Make an exact copy of all the entries, but do not reproduce the pictures.

━━ DATA FOR THE TASK

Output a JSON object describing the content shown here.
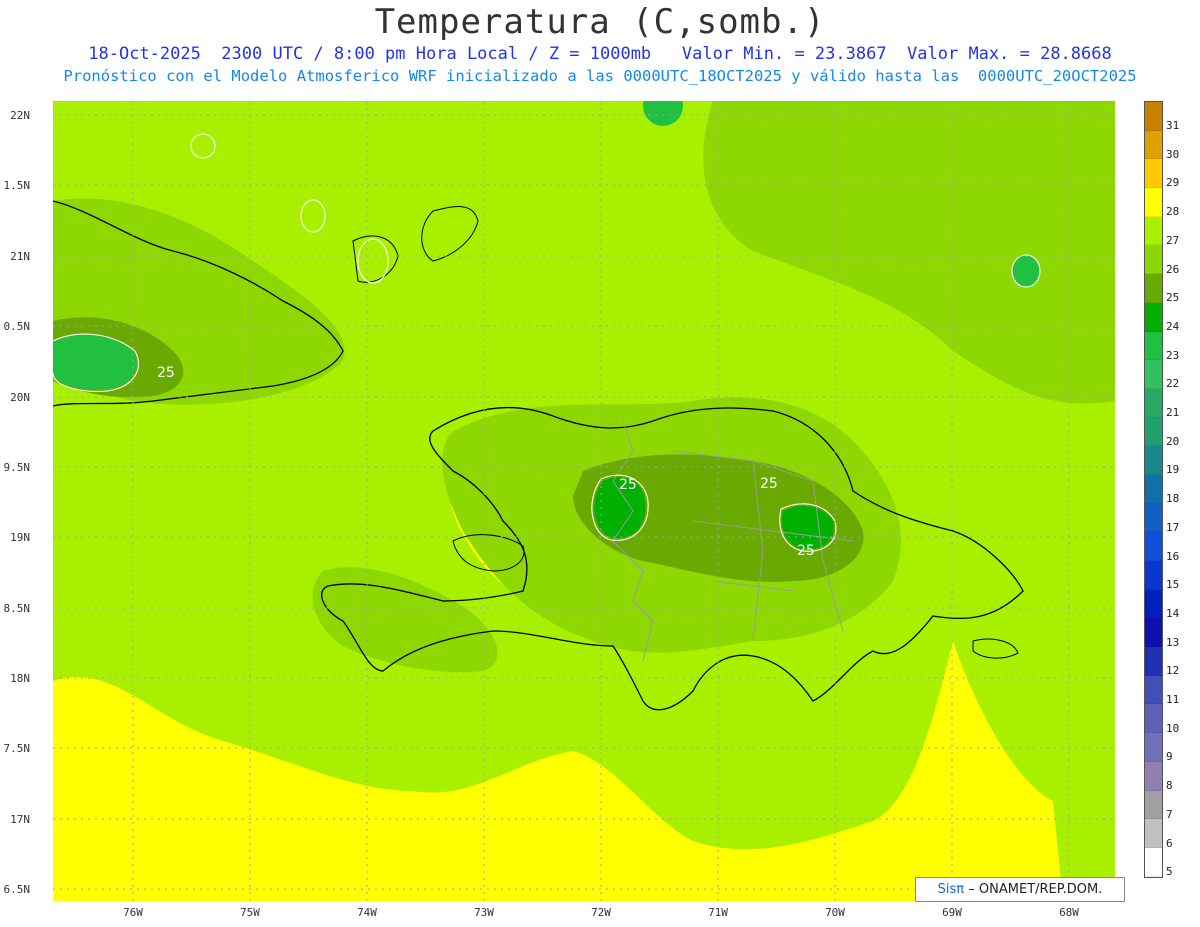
{
  "header": {
    "title": "Temperatura (C,somb.)",
    "line1": "18-Oct-2025  2300 UTC / 8:00 pm Hora Local / Z = 1000mb   Valor Min. = 23.3867  Valor Max. = 28.8668",
    "line2": "Pronóstico con el Modelo Atmosferico WRF inicializado a las 0000UTC_18OCT2025 y válido hasta las  0000UTC_20OCT2025"
  },
  "axes": {
    "lat_labels": [
      "22N",
      "1.5N",
      "21N",
      "0.5N",
      "20N",
      "9.5N",
      "19N",
      "8.5N",
      "18N",
      "7.5N",
      "17N",
      "6.5N"
    ],
    "lon_labels": [
      "76W",
      "75W",
      "74W",
      "73W",
      "72W",
      "71W",
      "70W",
      "69W",
      "68W"
    ]
  },
  "legend": {
    "labels": [
      "31",
      "30",
      "29",
      "28",
      "27",
      "26",
      "25",
      "24",
      "23",
      "22",
      "21",
      "20",
      "19",
      "18",
      "17",
      "16",
      "15",
      "14",
      "13",
      "12",
      "11",
      "10",
      "9",
      "8",
      "7",
      "6",
      "5"
    ],
    "colors": [
      "#c88000",
      "#e0a000",
      "#ffc800",
      "#ffff00",
      "#a8f000",
      "#8cd800",
      "#6aaa00",
      "#00b000",
      "#22c040",
      "#33c060",
      "#28a860",
      "#20a070",
      "#1a8888",
      "#1070a8",
      "#1060c8",
      "#1050d8",
      "#0838d0",
      "#0020c0",
      "#1010b0",
      "#2030b0",
      "#4050b8",
      "#6060b8",
      "#7070b8",
      "#9080b0",
      "#a0a0a0",
      "#c0c0c0",
      "#ffffff"
    ]
  },
  "contour_labels": [
    "25",
    "25",
    "25",
    "25"
  ],
  "credit": {
    "sis": "Sisπ",
    "rest": "– ONAMET/REP.DOM."
  }
}
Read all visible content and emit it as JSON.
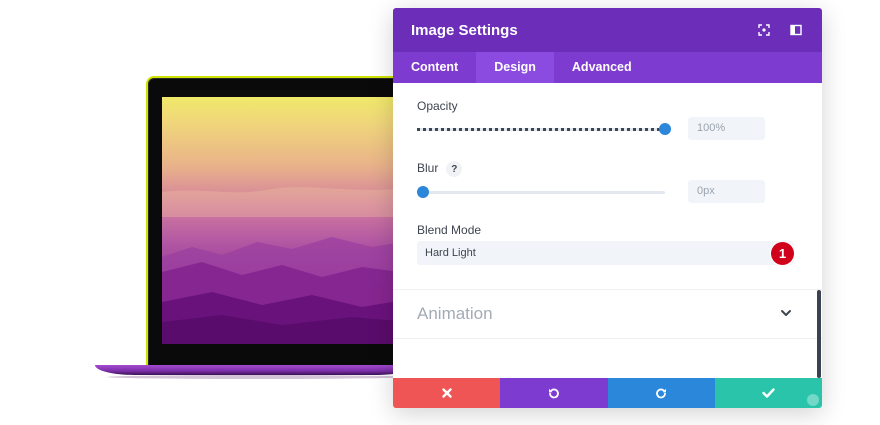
{
  "panel": {
    "title": "Image Settings",
    "tabs": [
      {
        "label": "Content",
        "active": false
      },
      {
        "label": "Design",
        "active": true
      },
      {
        "label": "Advanced",
        "active": false
      }
    ],
    "header_icons": [
      "focus-icon",
      "sidebar-icon"
    ]
  },
  "opacity": {
    "label": "Opacity",
    "value": "100%",
    "fraction": 1.0
  },
  "blur": {
    "label": "Blur",
    "help": "?",
    "value": "0px",
    "fraction": 0.0
  },
  "blend_mode": {
    "label": "Blend Mode",
    "value": "Hard Light",
    "badge": "1"
  },
  "animation": {
    "label": "Animation"
  },
  "footer": {
    "buttons": [
      {
        "name": "cancel",
        "icon": "close-icon",
        "color": "#ef5555"
      },
      {
        "name": "undo",
        "icon": "undo-icon",
        "color": "#7e3bd0"
      },
      {
        "name": "redo",
        "icon": "redo-icon",
        "color": "#2b87da"
      },
      {
        "name": "save",
        "icon": "check-icon",
        "color": "#29c4a9"
      }
    ]
  },
  "colors": {
    "header": "#6c2eb9",
    "tabs": "#7e3bd0",
    "accent": "#2b87da",
    "badge": "#d0021b"
  }
}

━━━━

- _ANSWER BELOW_:
Output a JSON object describing the content shown here.
{
  "header": {
    "title": "Temperatura (C,somb.)",
    "line1": "18-Oct-2025  2300 UTC / 8:00 pm Hora Local / Z = 1000mb   Valor Min. = 23.3867  Valor Max. = 28.8668",
    "line2": "Pronóstico con el Modelo Atmosferico WRF inicializado a las 0000UTC_18OCT2025 y válido hasta las  0000UTC_20OCT2025"
  },
  "axes": {
    "lat_labels": [
      "22N",
      "1.5N",
      "21N",
      "0.5N",
      "20N",
      "9.5N",
      "19N",
      "8.5N",
      "18N",
      "7.5N",
      "17N",
      "6.5N"
    ],
    "lon_labels": [
      "76W",
      "75W",
      "74W",
      "73W",
      "72W",
      "71W",
      "70W",
      "69W",
      "68W"
    ]
  },
  "legend": {
    "labels": [
      "31",
      "30",
      "29",
      "28",
      "27",
      "26",
      "25",
      "24",
      "23",
      "22",
      "21",
      "20",
      "19",
      "18",
      "17",
      "16",
      "15",
      "14",
      "13",
      "12",
      "11",
      "10",
      "9",
      "8",
      "7",
      "6",
      "5"
    ],
    "colors": [
      "#c88000",
      "#e0a000",
      "#ffc800",
      "#ffff00",
      "#a8f000",
      "#8cd800",
      "#6aaa00",
      "#00b000",
      "#22c040",
      "#33c060",
      "#28a860",
      "#20a070",
      "#1a8888",
      "#1070a8",
      "#1060c8",
      "#1050d8",
      "#0838d0",
      "#0020c0",
      "#1010b0",
      "#2030b0",
      "#4050b8",
      "#6060b8",
      "#7070b8",
      "#9080b0",
      "#a0a0a0",
      "#c0c0c0",
      "#ffffff"
    ]
  },
  "contour_labels": [
    "25",
    "25",
    "25",
    "25"
  ],
  "credit": {
    "sis": "Sisπ",
    "rest": "– ONAMET/REP.DOM."
  }
}
Read all visible content and emit it as JSON.
{
  "panel": {
    "title": "Image Settings",
    "tabs": [
      {
        "label": "Content",
        "active": false
      },
      {
        "label": "Design",
        "active": true
      },
      {
        "label": "Advanced",
        "active": false
      }
    ],
    "header_icons": [
      "focus-icon",
      "sidebar-icon"
    ]
  },
  "opacity": {
    "label": "Opacity",
    "value": "100%",
    "fraction": 1.0
  },
  "blur": {
    "label": "Blur",
    "help": "?",
    "value": "0px",
    "fraction": 0.0
  },
  "blend_mode": {
    "label": "Blend Mode",
    "value": "Hard Light",
    "badge": "1"
  },
  "animation": {
    "label": "Animation"
  },
  "footer": {
    "buttons": [
      {
        "name": "cancel",
        "icon": "close-icon",
        "color": "#ef5555"
      },
      {
        "name": "undo",
        "icon": "undo-icon",
        "color": "#7e3bd0"
      },
      {
        "name": "redo",
        "icon": "redo-icon",
        "color": "#2b87da"
      },
      {
        "name": "save",
        "icon": "check-icon",
        "color": "#29c4a9"
      }
    ]
  },
  "colors": {
    "header": "#6c2eb9",
    "tabs": "#7e3bd0",
    "accent": "#2b87da",
    "badge": "#d0021b"
  }
}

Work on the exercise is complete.